[Written exercise] Copy out every line of the records where the string "basis" occurs.
# # # #
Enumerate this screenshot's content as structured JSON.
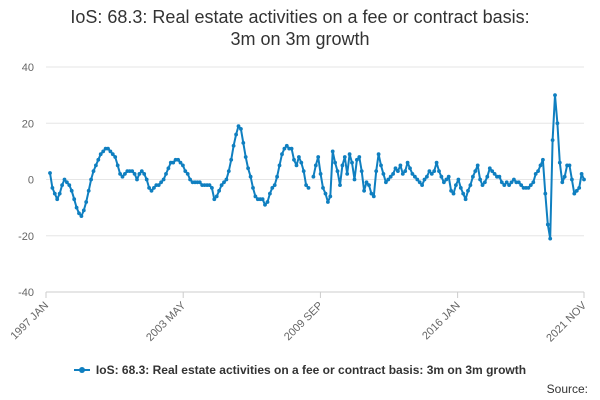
{
  "chart_data": {
    "type": "line",
    "title_line1": "IoS: 68.3: Real estate activities on a fee or contract basis:",
    "title_line2": "3m on 3m growth",
    "y_ticks": [
      "40",
      "20",
      "0",
      "-20",
      "-40"
    ],
    "ylim": [
      -40,
      40
    ],
    "x_ticks": [
      "1997 JAN",
      "2003 MAY",
      "2009 SEP",
      "2016 JAN",
      "2021 NOV"
    ],
    "legend_label": "IoS: 68.3: Real estate activities on a fee or contract basis: 3m on 3m growth",
    "source_label": "Source:",
    "grid": true,
    "legend_position": "bottom",
    "series_color": "#0f7fc0",
    "x_start": "1997-01",
    "x_end": "2021-11",
    "series": [
      {
        "name": "IoS: 68.3: Real estate activities on a fee or contract basis: 3m on 3m growth",
        "values": [
          2.3,
          -3,
          -5,
          -7,
          -5,
          -2,
          0,
          -1,
          -2,
          -4,
          -7,
          -10,
          -12,
          -13,
          -11,
          -8,
          -4,
          0,
          3,
          5,
          7,
          9,
          10,
          11,
          11,
          10,
          9,
          8,
          5,
          2,
          1,
          2,
          3,
          3,
          3,
          2,
          0,
          2,
          3,
          2,
          0,
          -3,
          -4,
          -3,
          -2,
          -2,
          -1,
          0,
          2,
          4,
          6,
          6,
          7,
          7,
          6,
          5,
          3,
          2,
          0,
          -1,
          -1,
          -1,
          -1,
          -2,
          -2,
          -2,
          -2,
          -3,
          -7,
          -6,
          -4,
          -2,
          -1,
          0,
          3,
          7,
          12,
          16,
          19,
          18,
          13,
          8,
          4,
          1,
          -3,
          -6,
          -7,
          -7,
          -7,
          -9,
          -8,
          -5,
          -3,
          -2,
          1,
          5,
          9,
          11,
          12,
          11,
          11,
          7,
          5,
          8,
          6,
          3,
          -2,
          -3,
          "",
          1,
          5,
          8,
          2,
          -3,
          -5,
          -8,
          -6,
          10,
          6,
          3,
          -2,
          5,
          8,
          2,
          9,
          6,
          0,
          7,
          8,
          3,
          -4,
          -1,
          -2,
          -5,
          -6,
          3,
          9,
          5,
          2,
          -1,
          0,
          1,
          2,
          4,
          3,
          5,
          2,
          3,
          6,
          4,
          2,
          1,
          0,
          -1,
          -2,
          0,
          1,
          3,
          2,
          3,
          6,
          3,
          1,
          -1,
          0,
          1,
          -4,
          -5,
          -2,
          0,
          -3,
          -5,
          -7,
          -4,
          -2,
          1,
          3,
          5,
          0,
          -2,
          -1,
          1,
          4,
          3,
          2,
          1,
          1,
          -1,
          -2,
          -1,
          -2,
          -1,
          0,
          -1,
          -1,
          -2,
          -3,
          -3,
          -3,
          -2,
          -1,
          2,
          3,
          5,
          7,
          -5,
          -16,
          -21,
          14,
          30,
          20,
          6,
          -1,
          1,
          5,
          5,
          0,
          -5,
          -4,
          -3,
          2,
          0
        ]
      }
    ]
  }
}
# # # #
[Exercise answer]
    "title_line1": "IoS: 68.3: Real estate activities on a fee or contract basis:",
    "legend_label": "IoS: 68.3: Real estate activities on a fee or contract basis: 3m on 3m growth",
        "name": "IoS: 68.3: Real estate activities on a fee or contract basis: 3m on 3m growth",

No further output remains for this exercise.